Filter for the word "大学英语" and keep each matching line.

-- start of Task data --

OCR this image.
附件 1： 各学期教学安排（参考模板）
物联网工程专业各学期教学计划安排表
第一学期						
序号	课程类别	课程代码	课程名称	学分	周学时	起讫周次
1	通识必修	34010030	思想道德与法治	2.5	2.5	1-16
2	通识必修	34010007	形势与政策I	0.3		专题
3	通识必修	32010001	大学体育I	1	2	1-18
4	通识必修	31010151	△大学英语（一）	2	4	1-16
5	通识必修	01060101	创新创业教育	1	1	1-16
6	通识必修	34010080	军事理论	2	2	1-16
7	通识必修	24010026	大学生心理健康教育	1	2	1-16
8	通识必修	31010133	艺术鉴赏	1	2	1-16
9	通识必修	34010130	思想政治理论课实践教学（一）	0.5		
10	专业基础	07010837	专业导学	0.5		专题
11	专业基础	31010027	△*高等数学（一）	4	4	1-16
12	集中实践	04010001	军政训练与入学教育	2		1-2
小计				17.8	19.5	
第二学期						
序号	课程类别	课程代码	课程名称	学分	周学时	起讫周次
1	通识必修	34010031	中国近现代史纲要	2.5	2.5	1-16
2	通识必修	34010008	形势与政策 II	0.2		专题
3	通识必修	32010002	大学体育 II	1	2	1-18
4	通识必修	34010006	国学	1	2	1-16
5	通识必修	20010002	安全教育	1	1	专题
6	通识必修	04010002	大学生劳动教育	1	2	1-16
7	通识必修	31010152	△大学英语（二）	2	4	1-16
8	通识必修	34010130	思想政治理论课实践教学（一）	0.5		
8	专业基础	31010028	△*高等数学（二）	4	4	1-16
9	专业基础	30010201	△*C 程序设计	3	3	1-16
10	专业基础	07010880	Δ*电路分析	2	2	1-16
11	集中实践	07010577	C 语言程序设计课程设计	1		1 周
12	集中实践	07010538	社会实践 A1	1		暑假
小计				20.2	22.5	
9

-- end of Task data --
-- start of Task data --

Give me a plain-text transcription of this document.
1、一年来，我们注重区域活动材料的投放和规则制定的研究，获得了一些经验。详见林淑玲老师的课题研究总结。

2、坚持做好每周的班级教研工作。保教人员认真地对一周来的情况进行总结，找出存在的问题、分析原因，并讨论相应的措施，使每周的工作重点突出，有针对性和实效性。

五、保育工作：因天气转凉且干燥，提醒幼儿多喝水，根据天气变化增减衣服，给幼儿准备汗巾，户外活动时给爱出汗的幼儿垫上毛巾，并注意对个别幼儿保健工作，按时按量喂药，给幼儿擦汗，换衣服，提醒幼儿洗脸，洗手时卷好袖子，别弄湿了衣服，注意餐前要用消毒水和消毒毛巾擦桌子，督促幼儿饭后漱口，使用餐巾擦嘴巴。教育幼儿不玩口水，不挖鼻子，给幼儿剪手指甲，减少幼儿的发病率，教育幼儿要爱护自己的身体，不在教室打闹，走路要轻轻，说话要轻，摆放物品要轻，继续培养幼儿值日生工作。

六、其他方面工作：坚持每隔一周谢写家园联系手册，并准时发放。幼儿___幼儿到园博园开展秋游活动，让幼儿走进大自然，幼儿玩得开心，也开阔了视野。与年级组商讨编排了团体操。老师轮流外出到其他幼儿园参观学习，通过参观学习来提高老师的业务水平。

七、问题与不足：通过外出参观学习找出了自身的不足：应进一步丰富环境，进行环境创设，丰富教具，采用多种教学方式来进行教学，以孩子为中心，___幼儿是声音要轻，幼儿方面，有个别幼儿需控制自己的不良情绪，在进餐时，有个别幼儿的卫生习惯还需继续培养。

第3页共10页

-- end of Task data --

Correct output.
4	通识必修	31010151	△大学英语（一）	2	4	1-16
7	通识必修	31010152	△大学英语（二）	2	4	1-16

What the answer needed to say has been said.